**STATED EXERCISE**
Filter for the word "预防为主" and keep each matching line.

**PROVIDED DATA**
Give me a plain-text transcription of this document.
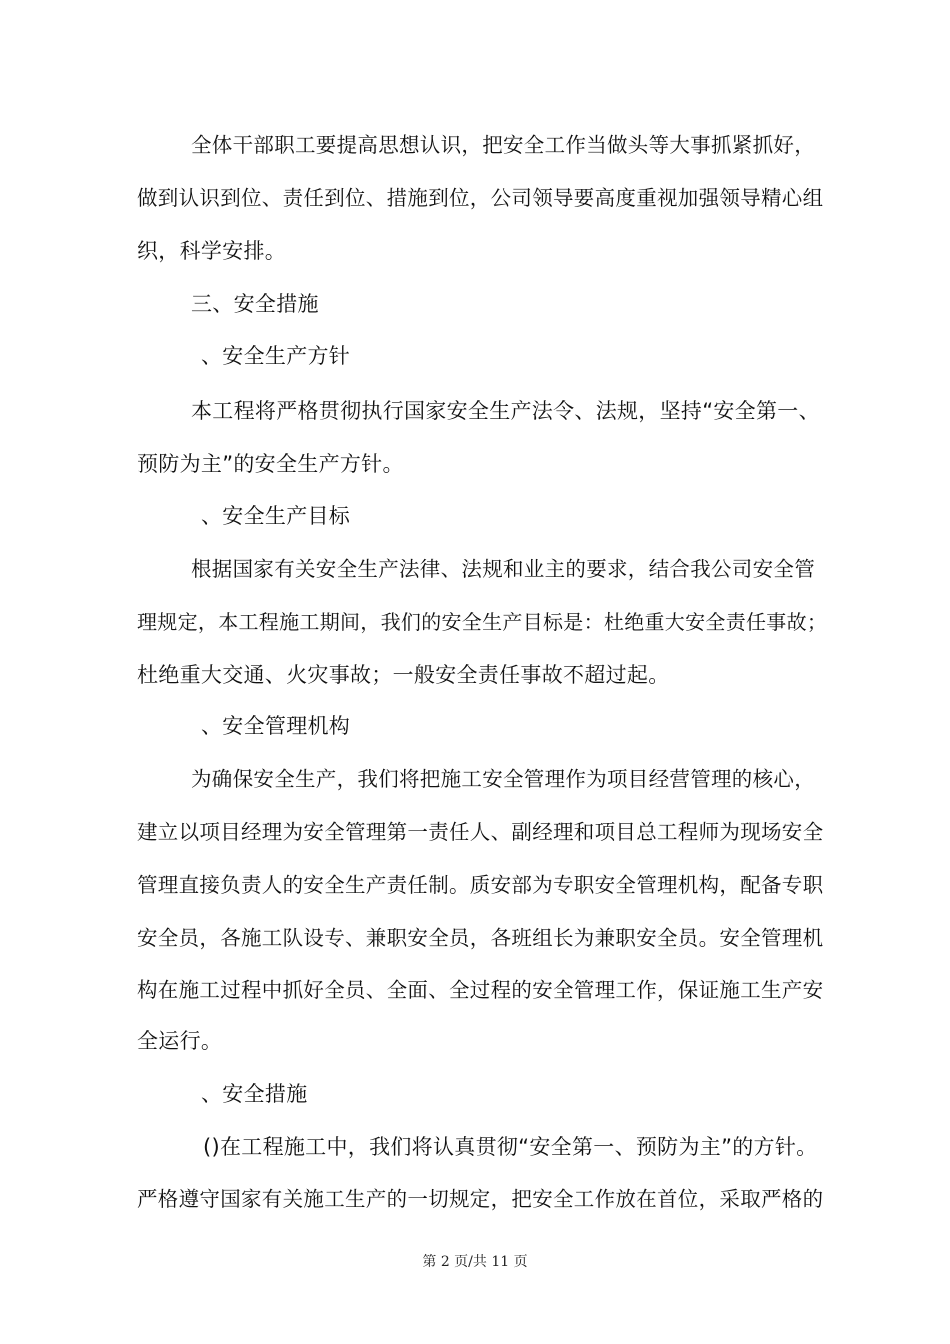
全体干部职工要提高思想认识，把安全工作当做头等大事抓紧抓好，
做到认识到位、责任到位、措施到位，公司领导要高度重视加强领导精心组
织，科学安排。
三、安全措施
、安全生产方针
本工程将严格贯彻执行国家安全生产法令、法规，坚持“安全第一、
预防为主”的安全生产方针。
、安全生产目标
根据国家有关安全生产法律、法规和业主的要求，结合我公司安全管
理规定，本工程施工期间，我们的安全生产目标是：杜绝重大安全责任事故；
杜绝重大交通、火灾事故；一般安全责任事故不超过起。
、安全管理机构
为确保安全生产，我们将把施工安全管理作为项目经营管理的核心，
建立以项目经理为安全管理第一责任人、副经理和项目总工程师为现场安全
管理直接负责人的安全生产责任制。质安部为专职安全管理机构，配备专职
安全员，各施工队设专、兼职安全员，各班组长为兼职安全员。安全管理机
构在施工过程中抓好全员、全面、全过程的安全管理工作，保证施工生产安
全运行。
、安全措施
()在工程施工中，我们将认真贯彻“安全第一、预防为主”的方针。
严格遵守国家有关施工生产的一切规定，把安全工作放在首位，采取严格的
第 2 页/共 11 页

**EXPECTED OUTPUT**
预防为主”的安全生产方针。
()在工程施工中，我们将认真贯彻“安全第一、预防为主”的方针。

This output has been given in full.